EXERCISE INSTRUCTIONS:
1. Answer these questions using the passage on Palestine's status:
(a) To which city did Moslems west of the Jordan direct their allegiance?
(b) Who signed the agreement at the March 1919 Paris Peace Conference?
(c) Where did the First Congress of the Muslim-Christian Association meet?
2. Can you carry the passage on Palestine's status forward from its final sentence?

SOURCE DOCUMENT:
>> begin

Some said the residents of the levant are a nation; others said Eastern Arabic speakers; or all arabic speakers, or all Moslems. But no one suggested “Palestinians”, and for a good reason. Palestine, then a secular way of saying ‘Eretz Yisra’el or Terra Sancta, embodied a purely Jewish and Christian concept, one utterly foreign to Moslems, even repugnant to them... Instead, Moslems west of the Jordan directed their allegiance to Damascus, where the great-great uncle
of Jordan’s King Abdullah II was then rulling; they identified themselves as Southern Syrians.


At the march 1919 Paris Peace Conference an agreement that promoted the development of a Jewish homeland was signed between Zionist leader Chaim Weizman and Arab leader Emir Faisal. The language of this document spoke of “the Arab state and Palestine”, clearly reflecting the understanding that Palestine was part pf the Middle East designated for the Jewish homeland and separate from the part claimed by Arabs. However, a different opinion had been expressed a month earlier in february, before the conference convened in Paris. At the First Congress of the Muslim-Christian Association, which had met in Jerusalem to choose its representatives for the peace conference, the following resolution was adopted: “We consider Palestine as part of Arab Syria, as it has never been separated from it at any time. We are connected with it by national , religious, linguistic, natural, economic and geographical bonds”. Nevertheless, both opinions indicate that Arabs did not view Palestine as having an independent Arab status.

>> end

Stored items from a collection
>> begin

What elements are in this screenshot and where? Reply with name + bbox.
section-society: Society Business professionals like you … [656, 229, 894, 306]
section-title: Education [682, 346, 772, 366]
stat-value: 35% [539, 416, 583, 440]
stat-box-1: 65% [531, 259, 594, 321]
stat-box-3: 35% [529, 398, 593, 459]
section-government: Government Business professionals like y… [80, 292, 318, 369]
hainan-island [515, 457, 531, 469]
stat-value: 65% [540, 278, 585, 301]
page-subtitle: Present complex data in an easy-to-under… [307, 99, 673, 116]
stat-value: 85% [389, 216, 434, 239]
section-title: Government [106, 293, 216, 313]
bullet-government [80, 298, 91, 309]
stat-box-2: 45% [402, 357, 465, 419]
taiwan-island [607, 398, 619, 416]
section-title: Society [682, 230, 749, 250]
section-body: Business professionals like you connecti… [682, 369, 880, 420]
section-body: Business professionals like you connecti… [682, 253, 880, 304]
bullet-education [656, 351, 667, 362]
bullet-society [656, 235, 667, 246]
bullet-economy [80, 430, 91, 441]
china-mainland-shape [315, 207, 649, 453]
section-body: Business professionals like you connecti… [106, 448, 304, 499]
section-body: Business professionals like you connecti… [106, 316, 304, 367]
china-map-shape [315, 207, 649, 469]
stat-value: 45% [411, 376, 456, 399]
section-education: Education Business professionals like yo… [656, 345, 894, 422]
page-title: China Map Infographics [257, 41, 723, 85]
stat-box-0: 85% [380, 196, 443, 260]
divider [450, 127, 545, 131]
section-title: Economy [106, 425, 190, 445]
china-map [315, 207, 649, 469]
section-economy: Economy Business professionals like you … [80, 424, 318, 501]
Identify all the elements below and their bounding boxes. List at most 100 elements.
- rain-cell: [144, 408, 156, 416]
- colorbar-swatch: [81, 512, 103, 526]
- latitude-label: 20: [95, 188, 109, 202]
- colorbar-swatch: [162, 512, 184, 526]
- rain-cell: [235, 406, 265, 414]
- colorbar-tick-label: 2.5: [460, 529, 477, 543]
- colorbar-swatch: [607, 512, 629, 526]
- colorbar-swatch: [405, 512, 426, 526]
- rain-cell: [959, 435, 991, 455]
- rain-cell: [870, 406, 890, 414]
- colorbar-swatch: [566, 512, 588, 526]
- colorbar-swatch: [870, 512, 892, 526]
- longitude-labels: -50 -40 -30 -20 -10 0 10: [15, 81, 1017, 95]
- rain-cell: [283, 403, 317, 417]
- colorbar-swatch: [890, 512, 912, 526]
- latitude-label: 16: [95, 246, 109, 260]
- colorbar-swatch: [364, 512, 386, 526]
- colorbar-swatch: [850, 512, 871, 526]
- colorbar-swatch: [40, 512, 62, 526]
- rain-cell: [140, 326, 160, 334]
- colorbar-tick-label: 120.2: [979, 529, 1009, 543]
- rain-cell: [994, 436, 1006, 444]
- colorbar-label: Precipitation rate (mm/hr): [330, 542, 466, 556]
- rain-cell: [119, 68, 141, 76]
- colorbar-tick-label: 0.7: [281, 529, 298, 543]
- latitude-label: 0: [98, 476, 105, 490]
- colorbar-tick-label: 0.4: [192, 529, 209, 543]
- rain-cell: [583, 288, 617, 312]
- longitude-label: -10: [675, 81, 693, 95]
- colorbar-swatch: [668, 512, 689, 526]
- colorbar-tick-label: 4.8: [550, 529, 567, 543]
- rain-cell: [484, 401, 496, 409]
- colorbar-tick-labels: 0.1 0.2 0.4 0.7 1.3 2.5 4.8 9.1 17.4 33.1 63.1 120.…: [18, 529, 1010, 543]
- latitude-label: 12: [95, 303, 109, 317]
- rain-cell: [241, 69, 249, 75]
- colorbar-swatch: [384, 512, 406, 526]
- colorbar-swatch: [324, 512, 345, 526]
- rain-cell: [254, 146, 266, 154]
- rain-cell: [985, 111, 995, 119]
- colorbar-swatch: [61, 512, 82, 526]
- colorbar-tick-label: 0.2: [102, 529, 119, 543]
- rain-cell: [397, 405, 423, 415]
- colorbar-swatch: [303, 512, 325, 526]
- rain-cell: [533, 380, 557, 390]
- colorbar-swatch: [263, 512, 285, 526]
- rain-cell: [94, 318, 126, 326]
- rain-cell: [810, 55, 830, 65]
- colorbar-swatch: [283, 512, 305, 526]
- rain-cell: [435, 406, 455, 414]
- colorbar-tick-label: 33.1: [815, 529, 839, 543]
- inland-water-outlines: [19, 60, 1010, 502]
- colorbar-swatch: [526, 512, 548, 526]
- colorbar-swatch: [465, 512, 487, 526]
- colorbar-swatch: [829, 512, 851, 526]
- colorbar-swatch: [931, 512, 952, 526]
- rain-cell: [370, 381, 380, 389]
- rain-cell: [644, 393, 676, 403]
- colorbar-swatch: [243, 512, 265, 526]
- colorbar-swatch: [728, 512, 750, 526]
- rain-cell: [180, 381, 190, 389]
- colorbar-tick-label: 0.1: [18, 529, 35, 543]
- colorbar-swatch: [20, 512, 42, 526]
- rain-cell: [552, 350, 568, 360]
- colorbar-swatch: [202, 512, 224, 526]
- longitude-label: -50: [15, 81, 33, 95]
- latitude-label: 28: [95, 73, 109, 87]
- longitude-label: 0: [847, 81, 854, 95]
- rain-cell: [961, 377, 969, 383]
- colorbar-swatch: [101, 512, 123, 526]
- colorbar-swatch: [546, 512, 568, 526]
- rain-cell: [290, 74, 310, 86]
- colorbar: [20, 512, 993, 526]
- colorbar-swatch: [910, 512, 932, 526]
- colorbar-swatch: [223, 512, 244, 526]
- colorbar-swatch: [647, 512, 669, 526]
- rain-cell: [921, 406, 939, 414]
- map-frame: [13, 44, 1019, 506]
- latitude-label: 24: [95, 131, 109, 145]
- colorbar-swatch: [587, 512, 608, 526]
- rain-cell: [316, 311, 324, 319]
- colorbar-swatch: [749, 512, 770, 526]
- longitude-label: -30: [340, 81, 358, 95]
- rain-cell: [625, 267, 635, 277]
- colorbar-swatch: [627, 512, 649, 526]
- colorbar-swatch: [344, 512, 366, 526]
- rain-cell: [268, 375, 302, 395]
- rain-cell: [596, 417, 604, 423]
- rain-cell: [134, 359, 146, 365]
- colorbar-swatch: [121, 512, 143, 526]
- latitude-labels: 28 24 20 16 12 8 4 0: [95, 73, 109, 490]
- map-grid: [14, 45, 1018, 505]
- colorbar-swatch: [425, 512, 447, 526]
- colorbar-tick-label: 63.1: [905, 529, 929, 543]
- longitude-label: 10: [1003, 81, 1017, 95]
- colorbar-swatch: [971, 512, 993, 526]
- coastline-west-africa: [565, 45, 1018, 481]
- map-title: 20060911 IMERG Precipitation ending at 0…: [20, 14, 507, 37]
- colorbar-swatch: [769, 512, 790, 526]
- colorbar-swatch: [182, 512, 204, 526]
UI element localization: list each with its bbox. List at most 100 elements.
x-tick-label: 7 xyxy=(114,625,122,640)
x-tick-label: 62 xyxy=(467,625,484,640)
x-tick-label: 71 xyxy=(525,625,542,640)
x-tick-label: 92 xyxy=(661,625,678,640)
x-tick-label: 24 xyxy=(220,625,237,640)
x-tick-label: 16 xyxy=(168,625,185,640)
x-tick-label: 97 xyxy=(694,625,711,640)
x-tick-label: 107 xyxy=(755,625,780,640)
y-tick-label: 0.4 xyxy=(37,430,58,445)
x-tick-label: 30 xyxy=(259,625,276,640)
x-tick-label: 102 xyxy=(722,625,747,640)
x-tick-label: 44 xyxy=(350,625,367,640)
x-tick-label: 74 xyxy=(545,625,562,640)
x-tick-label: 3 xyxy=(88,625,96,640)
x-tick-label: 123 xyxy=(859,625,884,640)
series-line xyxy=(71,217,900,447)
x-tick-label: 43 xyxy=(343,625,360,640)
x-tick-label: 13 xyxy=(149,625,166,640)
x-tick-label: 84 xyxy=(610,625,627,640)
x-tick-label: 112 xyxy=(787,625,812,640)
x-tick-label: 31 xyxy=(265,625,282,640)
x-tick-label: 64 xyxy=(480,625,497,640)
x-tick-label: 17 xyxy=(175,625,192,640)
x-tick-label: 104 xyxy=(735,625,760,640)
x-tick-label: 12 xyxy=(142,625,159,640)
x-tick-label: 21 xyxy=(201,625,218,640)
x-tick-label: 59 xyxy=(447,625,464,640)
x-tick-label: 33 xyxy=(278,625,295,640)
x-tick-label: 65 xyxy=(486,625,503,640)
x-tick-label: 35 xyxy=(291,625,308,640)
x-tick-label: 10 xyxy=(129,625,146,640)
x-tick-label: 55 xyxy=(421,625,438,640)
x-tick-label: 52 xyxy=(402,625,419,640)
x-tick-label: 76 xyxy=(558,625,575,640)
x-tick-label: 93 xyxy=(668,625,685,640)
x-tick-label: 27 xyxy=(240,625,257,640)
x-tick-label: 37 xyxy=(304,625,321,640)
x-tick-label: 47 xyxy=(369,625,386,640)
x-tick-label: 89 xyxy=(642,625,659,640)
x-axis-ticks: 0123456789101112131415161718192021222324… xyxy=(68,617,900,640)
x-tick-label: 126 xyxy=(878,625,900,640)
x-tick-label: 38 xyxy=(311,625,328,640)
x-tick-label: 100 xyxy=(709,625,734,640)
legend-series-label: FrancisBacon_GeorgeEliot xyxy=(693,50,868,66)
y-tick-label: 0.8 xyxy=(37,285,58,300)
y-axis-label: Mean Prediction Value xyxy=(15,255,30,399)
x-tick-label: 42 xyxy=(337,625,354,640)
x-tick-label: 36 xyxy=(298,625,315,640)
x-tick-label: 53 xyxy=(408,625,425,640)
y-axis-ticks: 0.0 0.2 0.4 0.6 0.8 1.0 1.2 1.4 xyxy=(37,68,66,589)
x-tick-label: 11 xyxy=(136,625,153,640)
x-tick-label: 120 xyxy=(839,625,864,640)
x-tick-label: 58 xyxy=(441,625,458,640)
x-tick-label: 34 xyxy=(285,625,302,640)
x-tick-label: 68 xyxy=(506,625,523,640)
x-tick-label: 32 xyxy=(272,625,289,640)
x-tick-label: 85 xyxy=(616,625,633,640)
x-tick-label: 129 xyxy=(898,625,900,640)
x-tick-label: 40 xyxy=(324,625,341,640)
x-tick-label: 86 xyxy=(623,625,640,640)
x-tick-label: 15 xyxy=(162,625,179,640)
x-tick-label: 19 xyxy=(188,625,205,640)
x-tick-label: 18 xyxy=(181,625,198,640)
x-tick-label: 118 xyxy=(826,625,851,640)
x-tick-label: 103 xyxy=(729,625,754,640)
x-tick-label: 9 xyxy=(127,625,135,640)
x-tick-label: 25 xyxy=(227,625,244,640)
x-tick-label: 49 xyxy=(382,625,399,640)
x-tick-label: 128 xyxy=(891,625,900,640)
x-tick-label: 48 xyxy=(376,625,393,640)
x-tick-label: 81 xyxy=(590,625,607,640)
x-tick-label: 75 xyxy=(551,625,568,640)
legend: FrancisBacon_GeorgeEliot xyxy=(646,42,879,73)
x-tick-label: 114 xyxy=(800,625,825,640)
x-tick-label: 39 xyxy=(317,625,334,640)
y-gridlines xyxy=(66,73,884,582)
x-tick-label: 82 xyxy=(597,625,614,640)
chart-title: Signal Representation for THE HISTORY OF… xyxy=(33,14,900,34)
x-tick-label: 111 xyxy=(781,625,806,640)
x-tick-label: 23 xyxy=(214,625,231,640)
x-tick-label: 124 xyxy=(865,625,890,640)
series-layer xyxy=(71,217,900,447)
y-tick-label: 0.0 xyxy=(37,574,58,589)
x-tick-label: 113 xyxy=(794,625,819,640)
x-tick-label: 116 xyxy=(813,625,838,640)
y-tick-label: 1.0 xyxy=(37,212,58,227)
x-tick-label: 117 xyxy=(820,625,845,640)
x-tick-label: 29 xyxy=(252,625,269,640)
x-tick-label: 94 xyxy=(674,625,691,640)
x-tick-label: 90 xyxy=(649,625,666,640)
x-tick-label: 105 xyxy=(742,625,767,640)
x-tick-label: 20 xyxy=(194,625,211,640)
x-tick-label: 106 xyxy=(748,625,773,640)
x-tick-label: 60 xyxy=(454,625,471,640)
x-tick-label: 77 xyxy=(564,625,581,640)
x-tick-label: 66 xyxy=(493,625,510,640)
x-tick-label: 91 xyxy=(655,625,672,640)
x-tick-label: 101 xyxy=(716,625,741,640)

>> end

ANSWERS PROVIDED:
1.
(a) Damascus
(b) Chaim Weizman and Emir Faisal
(c) Jerusalem

2.
This thinking changed the next year when the British began to delineate Palestine and the French overthrew the Hashemite king Amin Husseini, thereby abolishing the notion of a Southern Syria. Isolated by these events, the Muslims of Palestine had to make the best of a bad situation . A proeminent Jerusalemite declared at the time, “after the recent events in Damascus, we have to effect a complete change in our plans here. Southern Syria no longer exists. We must defend Palestine”. To what extent this thinking may have been shared by other Arabs is unclear, but when the Peel Commission in 1936 proposed the partition of Palestine, another local Arab leader, Auni Bey Abdul-Hadi, told the commission: “There is no such country [as Palestine]! Palestine is a term the Zionists invented! There is no Palestine in the Bible. Palestine is an alien to us; it is the Zionists who introduced it. Our country was for centuries part of Syria.”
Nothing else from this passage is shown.